*Exercise objective*
Quote the whole listing word for word, please.

(Stored data)
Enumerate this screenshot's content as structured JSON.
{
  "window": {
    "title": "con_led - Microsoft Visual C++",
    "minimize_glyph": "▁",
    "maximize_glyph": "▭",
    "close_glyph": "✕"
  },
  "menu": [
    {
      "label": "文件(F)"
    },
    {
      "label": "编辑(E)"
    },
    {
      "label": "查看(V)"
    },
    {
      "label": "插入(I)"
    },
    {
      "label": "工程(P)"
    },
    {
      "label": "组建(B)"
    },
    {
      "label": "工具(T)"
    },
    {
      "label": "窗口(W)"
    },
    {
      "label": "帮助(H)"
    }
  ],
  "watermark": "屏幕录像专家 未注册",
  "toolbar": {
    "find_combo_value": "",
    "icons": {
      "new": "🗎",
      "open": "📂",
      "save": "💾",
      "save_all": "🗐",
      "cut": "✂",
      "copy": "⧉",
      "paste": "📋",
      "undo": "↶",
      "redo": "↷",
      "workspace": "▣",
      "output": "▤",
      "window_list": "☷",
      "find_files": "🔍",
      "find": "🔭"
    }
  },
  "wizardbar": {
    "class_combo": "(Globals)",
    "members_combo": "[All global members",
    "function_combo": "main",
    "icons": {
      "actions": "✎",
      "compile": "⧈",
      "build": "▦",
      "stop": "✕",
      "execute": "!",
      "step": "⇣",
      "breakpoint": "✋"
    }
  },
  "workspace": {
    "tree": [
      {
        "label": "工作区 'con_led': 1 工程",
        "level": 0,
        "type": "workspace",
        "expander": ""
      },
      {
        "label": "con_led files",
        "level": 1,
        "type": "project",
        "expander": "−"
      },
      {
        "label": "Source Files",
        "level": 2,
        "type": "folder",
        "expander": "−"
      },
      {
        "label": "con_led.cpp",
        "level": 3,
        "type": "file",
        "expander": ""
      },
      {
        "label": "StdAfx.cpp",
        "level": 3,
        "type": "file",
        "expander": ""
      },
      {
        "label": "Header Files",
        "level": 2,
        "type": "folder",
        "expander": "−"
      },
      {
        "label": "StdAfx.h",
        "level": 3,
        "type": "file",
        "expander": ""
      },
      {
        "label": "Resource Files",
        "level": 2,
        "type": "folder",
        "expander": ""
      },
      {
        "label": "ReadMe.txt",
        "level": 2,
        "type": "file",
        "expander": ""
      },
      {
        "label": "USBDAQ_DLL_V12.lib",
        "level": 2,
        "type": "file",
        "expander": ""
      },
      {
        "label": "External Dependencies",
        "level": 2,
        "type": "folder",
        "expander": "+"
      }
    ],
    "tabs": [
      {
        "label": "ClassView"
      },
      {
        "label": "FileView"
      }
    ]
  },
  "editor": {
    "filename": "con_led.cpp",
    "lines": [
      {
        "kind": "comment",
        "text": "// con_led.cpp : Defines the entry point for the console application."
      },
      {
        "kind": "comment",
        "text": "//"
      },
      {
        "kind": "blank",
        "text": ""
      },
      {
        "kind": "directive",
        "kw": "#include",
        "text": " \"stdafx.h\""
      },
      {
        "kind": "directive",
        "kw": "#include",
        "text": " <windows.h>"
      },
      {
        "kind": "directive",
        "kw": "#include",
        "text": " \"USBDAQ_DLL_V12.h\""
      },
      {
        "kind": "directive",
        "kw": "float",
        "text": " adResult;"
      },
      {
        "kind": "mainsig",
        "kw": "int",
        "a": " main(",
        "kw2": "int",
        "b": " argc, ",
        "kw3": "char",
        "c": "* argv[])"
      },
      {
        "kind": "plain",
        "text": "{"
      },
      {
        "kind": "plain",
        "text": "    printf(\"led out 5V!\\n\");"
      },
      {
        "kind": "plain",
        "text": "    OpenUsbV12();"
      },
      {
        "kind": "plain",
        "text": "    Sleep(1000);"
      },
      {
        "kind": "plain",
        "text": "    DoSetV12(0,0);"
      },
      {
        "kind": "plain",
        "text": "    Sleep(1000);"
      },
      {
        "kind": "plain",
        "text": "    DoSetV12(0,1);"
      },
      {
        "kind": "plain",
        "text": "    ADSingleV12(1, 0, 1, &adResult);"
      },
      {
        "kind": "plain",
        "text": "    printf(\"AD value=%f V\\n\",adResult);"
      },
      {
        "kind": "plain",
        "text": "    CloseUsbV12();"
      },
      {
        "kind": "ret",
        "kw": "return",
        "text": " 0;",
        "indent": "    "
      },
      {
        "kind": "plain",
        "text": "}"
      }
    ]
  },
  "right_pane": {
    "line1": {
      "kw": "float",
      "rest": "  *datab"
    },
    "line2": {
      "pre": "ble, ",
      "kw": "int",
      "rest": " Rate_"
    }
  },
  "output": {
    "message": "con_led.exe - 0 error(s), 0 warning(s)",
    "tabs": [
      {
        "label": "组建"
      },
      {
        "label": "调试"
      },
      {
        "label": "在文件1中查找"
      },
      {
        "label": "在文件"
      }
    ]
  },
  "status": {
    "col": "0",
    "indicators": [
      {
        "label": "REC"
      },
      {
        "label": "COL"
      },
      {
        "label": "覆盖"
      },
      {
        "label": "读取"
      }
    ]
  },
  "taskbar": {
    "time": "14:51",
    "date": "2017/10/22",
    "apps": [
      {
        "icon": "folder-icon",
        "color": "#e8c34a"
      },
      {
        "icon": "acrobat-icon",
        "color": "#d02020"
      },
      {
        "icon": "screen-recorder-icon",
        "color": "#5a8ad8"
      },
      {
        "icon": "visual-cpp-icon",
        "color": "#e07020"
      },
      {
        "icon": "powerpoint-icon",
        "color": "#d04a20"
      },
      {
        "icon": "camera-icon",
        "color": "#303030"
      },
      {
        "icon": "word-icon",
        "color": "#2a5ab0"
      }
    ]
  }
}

*Correct output*
Enumerate this screenshot's content as structured JSON.
{
  "window": {
    "title": "con_led - Microsoft Visual C++",
    "minimize_glyph": "▁",
    "maximize_glyph": "▭",
    "close_glyph": "✕"
  },
  "menu": [
    {
      "label": "文件(F)"
    },
    {
      "label": "编辑(E)"
    },
    {
      "label": "查看(V)"
    },
    {
      "label": "插入(I)"
    },
    {
      "label": "工程(P)"
    },
    {
      "label": "组建(B)"
    },
    {
      "label": "工具(T)"
    },
    {
      "label": "窗口(W)"
    },
    {
      "label": "帮助(H)"
    }
  ],
  "watermark": "屏幕录像专家 未注册",
  "toolbar": {
    "find_combo_value": "",
    "icons": {
      "new": "🗎",
      "open": "📂",
      "save": "💾",
      "save_all": "🗐",
      "cut": "✂",
      "copy": "⧉",
      "paste": "📋",
      "undo": "↶",
      "redo": "↷",
      "workspace": "▣",
      "output": "▤",
      "window_list": "☷",
      "find_files": "🔍",
      "find": "🔭"
    }
  },
  "wizardbar": {
    "class_combo": "(Globals)",
    "members_combo": "[All global members",
    "function_combo": "main",
    "icons": {
      "actions": "✎",
      "compile": "⧈",
      "build": "▦",
      "stop": "✕",
      "execute": "!",
      "step": "⇣",
      "breakpoint": "✋"
    }
  },
  "workspace": {
    "tree": [
      {
        "label": "工作区 'con_led': 1 工程",
        "level": 0,
        "type": "workspace",
        "expander": ""
      },
      {
        "label": "con_led files",
        "level": 1,
        "type": "project",
        "expander": "−"
      },
      {
        "label": "Source Files",
        "level": 2,
        "type": "folder",
        "expander": "−"
      },
      {
        "label": "con_led.cpp",
        "level": 3,
        "type": "file",
        "expander": ""
      },
      {
        "label": "StdAfx.cpp",
        "level": 3,
        "type": "file",
        "expander": ""
      },
      {
        "label": "Header Files",
        "level": 2,
        "type": "folder",
        "expander": "−"
      },
      {
        "label": "StdAfx.h",
        "level": 3,
        "type": "file",
        "expander": ""
      },
      {
        "label": "Resource Files",
        "level": 2,
        "type": "folder",
        "expander": ""
      },
      {
        "label": "ReadMe.txt",
        "level": 2,
        "type": "file",
        "expander": ""
      },
      {
        "label": "USBDAQ_DLL_V12.lib",
        "level": 2,
        "type": "file",
        "expander": ""
      },
      {
        "label": "External Dependencies",
        "level": 2,
        "type": "folder",
        "expander": "+"
      }
    ],
    "tabs": [
      {
        "label": "ClassView"
      },
      {
        "label": "FileView"
      }
    ]
  },
  "editor": {
    "filename": "con_led.cpp",
    "lines": [
      {
        "kind": "comment",
        "text": "// con_led.cpp : Defines the entry point for the console application."
      },
      {
        "kind": "comment",
        "text": "//"
      },
      {
        "kind": "blank",
        "text": ""
      },
      {
        "kind": "directive",
        "kw": "#include",
        "text": " \"stdafx.h\""
      },
      {
        "kind": "directive",
        "kw": "#include",
        "text": " <windows.h>"
      },
      {
        "kind": "directive",
        "kw": "#include",
        "text": " \"USBDAQ_DLL_V12.h\""
      },
      {
        "kind": "directive",
        "kw": "float",
        "text": " adResult;"
      },
      {
        "kind": "mainsig",
        "kw": "int",
        "a": " main(",
        "kw2": "int",
        "b": " argc, ",
        "kw3": "char",
        "c": "* argv[])"
      },
      {
        "kind": "plain",
        "text": "{"
      },
      {
        "kind": "plain",
        "text": "    printf(\"led out 5V!\\n\");"
      },
      {
        "kind": "plain",
        "text": "    OpenUsbV12();"
      },
      {
        "kind": "plain",
        "text": "    Sleep(1000);"
      },
      {
        "kind": "plain",
        "text": "    DoSetV12(0,0);"
      },
      {
        "kind": "plain",
        "text": "    Sleep(1000);"
      },
      {
        "kind": "plain",
        "text": "    DoSetV12(0,1);"
      },
      {
        "kind": "plain",
        "text": "    ADSingleV12(1, 0, 1, &adResult);"
      },
      {
        "kind": "plain",
        "text": "    printf(\"AD value=%f V\\n\",adResult);"
      },
      {
        "kind": "plain",
        "text": "    CloseUsbV12();"
      },
      {
        "kind": "ret",
        "kw": "return",
        "text": " 0;",
        "indent": "    "
      },
      {
        "kind": "plain",
        "text": "}"
      }
    ]
  },
  "right_pane": {
    "line1": {
      "kw": "float",
      "rest": "  *datab"
    },
    "line2": {
      "pre": "ble, ",
      "kw": "int",
      "rest": " Rate_"
    }
  },
  "output": {
    "message": "con_led.exe - 0 error(s), 0 warning(s)",
    "tabs": [
      {
        "label": "组建"
      },
      {
        "label": "调试"
      },
      {
        "label": "在文件1中查找"
      },
      {
        "label": "在文件"
      }
    ]
  },
  "status": {
    "col": "0",
    "indicators": [
      {
        "label": "REC"
      },
      {
        "label": "COL"
      },
      {
        "label": "覆盖"
      },
      {
        "label": "读取"
      }
    ]
  },
  "taskbar": {
    "time": "14:51",
    "date": "2017/10/22",
    "apps": [
      {
        "icon": "folder-icon",
        "color": "#e8c34a"
      },
      {
        "icon": "acrobat-icon",
        "color": "#d02020"
      },
      {
        "icon": "screen-recorder-icon",
        "color": "#5a8ad8"
      },
      {
        "icon": "visual-cpp-icon",
        "color": "#e07020"
      },
      {
        "icon": "powerpoint-icon",
        "color": "#d04a20"
      },
      {
        "icon": "camera-icon",
        "color": "#303030"
      },
      {
        "icon": "word-icon",
        "color": "#2a5ab0"
      }
    ]
  }
}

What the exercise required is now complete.